**SHORT EXERCISE:**
Pick out each line of the records in which the word "title" appears.

**SUPPLIED DATA:**

+ + +

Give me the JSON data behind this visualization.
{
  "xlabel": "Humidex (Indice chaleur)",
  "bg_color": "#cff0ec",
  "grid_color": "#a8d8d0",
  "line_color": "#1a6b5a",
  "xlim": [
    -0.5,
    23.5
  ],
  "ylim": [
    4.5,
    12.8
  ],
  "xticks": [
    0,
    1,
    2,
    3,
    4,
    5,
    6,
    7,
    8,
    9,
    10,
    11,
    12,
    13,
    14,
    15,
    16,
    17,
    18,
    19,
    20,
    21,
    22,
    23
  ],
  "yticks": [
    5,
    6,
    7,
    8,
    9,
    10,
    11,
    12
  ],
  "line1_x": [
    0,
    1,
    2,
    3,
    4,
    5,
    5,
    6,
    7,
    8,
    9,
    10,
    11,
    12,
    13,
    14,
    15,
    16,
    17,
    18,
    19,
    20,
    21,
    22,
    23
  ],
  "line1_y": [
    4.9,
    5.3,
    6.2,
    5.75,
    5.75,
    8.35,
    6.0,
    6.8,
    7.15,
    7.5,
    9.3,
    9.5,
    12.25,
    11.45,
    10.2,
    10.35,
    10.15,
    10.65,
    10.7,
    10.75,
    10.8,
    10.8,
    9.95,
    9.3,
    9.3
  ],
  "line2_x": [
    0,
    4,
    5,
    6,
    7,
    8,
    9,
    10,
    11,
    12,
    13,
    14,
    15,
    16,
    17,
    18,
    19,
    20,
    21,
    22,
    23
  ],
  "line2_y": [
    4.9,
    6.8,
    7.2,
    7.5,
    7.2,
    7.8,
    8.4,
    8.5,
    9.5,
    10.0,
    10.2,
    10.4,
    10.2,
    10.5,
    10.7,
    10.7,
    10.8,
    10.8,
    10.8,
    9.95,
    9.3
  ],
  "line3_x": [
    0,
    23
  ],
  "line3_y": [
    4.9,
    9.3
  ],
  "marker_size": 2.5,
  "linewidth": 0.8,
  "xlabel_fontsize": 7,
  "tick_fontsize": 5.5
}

+ + +

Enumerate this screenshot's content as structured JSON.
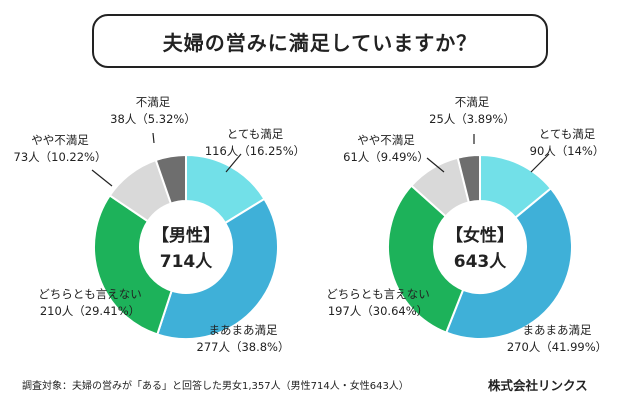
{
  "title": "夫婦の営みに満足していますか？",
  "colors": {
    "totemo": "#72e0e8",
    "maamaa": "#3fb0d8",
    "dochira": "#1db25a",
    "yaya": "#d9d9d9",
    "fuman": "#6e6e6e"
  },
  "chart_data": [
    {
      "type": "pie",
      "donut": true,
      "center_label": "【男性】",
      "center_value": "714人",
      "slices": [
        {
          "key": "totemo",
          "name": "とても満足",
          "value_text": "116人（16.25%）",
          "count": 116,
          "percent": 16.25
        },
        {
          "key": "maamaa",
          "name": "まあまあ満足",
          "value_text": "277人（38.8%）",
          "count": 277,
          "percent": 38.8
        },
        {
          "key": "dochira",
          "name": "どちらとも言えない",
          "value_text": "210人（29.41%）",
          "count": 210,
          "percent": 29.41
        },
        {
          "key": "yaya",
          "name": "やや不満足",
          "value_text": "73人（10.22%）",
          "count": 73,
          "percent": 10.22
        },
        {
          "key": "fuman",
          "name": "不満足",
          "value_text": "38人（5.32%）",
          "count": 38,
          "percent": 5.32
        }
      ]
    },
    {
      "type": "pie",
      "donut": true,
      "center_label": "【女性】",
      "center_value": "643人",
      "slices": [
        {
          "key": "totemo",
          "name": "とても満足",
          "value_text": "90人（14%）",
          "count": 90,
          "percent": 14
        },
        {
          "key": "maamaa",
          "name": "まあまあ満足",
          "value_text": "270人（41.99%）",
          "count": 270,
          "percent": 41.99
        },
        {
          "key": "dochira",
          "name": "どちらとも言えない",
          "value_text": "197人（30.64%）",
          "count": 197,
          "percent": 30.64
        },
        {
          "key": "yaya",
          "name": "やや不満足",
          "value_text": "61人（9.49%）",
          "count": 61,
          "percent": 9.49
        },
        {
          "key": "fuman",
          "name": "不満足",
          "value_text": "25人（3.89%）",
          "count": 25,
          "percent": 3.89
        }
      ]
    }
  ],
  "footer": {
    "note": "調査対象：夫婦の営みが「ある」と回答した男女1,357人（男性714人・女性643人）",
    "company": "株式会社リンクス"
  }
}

+ + +

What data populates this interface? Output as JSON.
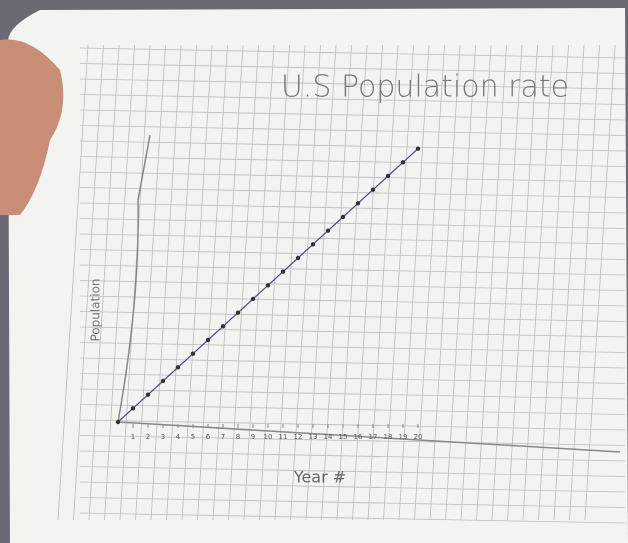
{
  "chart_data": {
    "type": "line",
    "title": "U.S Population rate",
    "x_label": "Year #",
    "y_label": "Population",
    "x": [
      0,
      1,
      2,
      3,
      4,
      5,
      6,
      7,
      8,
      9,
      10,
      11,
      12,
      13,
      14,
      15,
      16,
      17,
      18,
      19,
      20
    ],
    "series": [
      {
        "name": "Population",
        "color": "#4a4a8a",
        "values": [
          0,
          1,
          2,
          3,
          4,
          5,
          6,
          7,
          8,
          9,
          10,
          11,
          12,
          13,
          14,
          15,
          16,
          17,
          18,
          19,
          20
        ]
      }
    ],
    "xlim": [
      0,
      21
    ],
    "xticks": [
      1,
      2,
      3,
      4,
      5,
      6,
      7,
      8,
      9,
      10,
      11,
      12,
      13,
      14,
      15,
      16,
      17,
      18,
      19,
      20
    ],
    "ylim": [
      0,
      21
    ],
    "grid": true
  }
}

+ + +

**IN RESPONSE:**
  "title": "夫婦の営みに満足していますか？",
    "title": "U.S Population rate",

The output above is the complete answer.